- Your goal -
The listing below should be copied in full, word for word.

# start of Extracted entries

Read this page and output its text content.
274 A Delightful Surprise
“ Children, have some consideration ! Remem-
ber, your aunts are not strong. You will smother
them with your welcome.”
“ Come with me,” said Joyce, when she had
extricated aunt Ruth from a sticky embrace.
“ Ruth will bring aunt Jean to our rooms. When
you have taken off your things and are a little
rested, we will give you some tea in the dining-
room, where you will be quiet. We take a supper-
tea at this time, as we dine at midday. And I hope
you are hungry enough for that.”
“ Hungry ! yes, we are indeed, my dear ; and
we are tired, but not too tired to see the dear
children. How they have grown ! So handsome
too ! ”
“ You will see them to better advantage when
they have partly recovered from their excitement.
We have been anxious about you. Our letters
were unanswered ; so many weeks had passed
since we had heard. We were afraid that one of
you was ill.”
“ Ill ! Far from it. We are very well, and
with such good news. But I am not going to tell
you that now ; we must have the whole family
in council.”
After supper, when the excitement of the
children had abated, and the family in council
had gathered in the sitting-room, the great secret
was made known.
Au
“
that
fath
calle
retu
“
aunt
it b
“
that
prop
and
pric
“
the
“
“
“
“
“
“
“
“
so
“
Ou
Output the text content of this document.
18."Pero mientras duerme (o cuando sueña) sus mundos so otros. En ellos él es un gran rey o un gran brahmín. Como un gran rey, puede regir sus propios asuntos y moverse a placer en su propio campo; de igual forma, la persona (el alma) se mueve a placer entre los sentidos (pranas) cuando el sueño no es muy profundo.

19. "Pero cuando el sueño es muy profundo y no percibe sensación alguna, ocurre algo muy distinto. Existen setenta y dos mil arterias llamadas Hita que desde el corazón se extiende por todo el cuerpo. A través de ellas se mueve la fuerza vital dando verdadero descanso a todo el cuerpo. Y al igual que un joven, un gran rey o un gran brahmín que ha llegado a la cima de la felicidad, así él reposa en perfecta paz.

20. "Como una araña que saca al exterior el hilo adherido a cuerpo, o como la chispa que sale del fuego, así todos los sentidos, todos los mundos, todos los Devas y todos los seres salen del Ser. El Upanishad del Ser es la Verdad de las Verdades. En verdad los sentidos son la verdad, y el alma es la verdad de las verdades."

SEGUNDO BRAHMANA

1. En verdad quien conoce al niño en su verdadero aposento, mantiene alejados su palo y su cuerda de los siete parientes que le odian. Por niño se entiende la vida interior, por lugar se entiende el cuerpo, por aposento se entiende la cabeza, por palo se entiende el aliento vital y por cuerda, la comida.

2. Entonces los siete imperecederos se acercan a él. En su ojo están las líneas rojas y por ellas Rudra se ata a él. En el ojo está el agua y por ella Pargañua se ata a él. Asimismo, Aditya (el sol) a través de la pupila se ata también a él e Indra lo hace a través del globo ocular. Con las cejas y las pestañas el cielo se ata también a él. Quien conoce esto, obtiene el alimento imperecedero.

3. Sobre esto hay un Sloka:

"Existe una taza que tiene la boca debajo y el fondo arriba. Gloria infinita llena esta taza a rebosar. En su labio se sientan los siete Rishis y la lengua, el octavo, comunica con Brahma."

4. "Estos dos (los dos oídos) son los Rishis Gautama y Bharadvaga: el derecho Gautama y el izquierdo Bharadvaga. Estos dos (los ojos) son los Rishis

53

# end of Extracted entries

- Response to this exercise -
Read this page and output its text content.
274 A Delightful Surprise
“ Children, have some consideration ! Remem-
ber, your aunts are not strong. You will smother
them with your welcome.”
“ Come with me,” said Joyce, when she had
extricated aunt Ruth from a sticky embrace.
“ Ruth will bring aunt Jean to our rooms. When
you have taken off your things and are a little
rested, we will give you some tea in the dining-
room, where you will be quiet. We take a supper-
tea at this time, as we dine at midday. And I hope
you are hungry enough for that.”
“ Hungry ! yes, we are indeed, my dear ; and
we are tired, but not too tired to see the dear
children. How they have grown ! So handsome
too ! ”
“ You will see them to better advantage when
they have partly recovered from their excitement.
We have been anxious about you. Our letters
were unanswered ; so many weeks had passed
since we had heard. We were afraid that one of
you was ill.”
“ Ill ! Far from it. We are very well, and
with such good news. But I am not going to tell
you that now ; we must have the whole family
in council.”
After supper, when the excitement of the
children had abated, and the family in council
had gathered in the sitting-room, the great secret
was made known.
Au
“
that
fath
calle
retu
“
aunt
it b
“
that
prop
and
pric
“
the
“
“
“
“
“
“
“
“
so
“
Ou
Output the text content of this document.
18."Pero mientras duerme (o cuando sueña) sus mundos so otros. En ellos él es un gran rey o un gran brahmín. Como un gran rey, puede regir sus propios asuntos y moverse a placer en su propio campo; de igual forma, la persona (el alma) se mueve a placer entre los sentidos (pranas) cuando el sueño no es muy profundo.

19. "Pero cuando el sueño es muy profundo y no percibe sensación alguna, ocurre algo muy distinto. Existen setenta y dos mil arterias llamadas Hita que desde el corazón se extiende por todo el cuerpo. A través de ellas se mueve la fuerza vital dando verdadero descanso a todo el cuerpo. Y al igual que un joven, un gran rey o un gran brahmín que ha llegado a la cima de la felicidad, así él reposa en perfecta paz.

20. "Como una araña que saca al exterior el hilo adherido a cuerpo, o como la chispa que sale del fuego, así todos los sentidos, todos los mundos, todos los Devas y todos los seres salen del Ser. El Upanishad del Ser es la Verdad de las Verdades. En verdad los sentidos son la verdad, y el alma es la verdad de las verdades."

SEGUNDO BRAHMANA

1. En verdad quien conoce al niño en su verdadero aposento, mantiene alejados su palo y su cuerda de los siete parientes que le odian. Por niño se entiende la vida interior, por lugar se entiende el cuerpo, por aposento se entiende la cabeza, por palo se entiende el aliento vital y por cuerda, la comida.

2. Entonces los siete imperecederos se acercan a él. En su ojo están las líneas rojas y por ellas Rudra se ata a él. En el ojo está el agua y por ella Pargañua se ata a él. Asimismo, Aditya (el sol) a través de la pupila se ata también a él e Indra lo hace a través del globo ocular. Con las cejas y las pestañas el cielo se ata también a él. Quien conoce esto, obtiene el alimento imperecedero.

3. Sobre esto hay un Sloka:

"Existe una taza que tiene la boca debajo y el fondo arriba. Gloria infinita llena esta taza a rebosar. En su labio se sientan los siete Rishis y la lengua, el octavo, comunica con Brahma."

4. "Estos dos (los dos oídos) son los Rishis Gautama y Bharadvaga: el derecho Gautama y el izquierdo Bharadvaga. Estos dos (los ojos) son los Rishis

53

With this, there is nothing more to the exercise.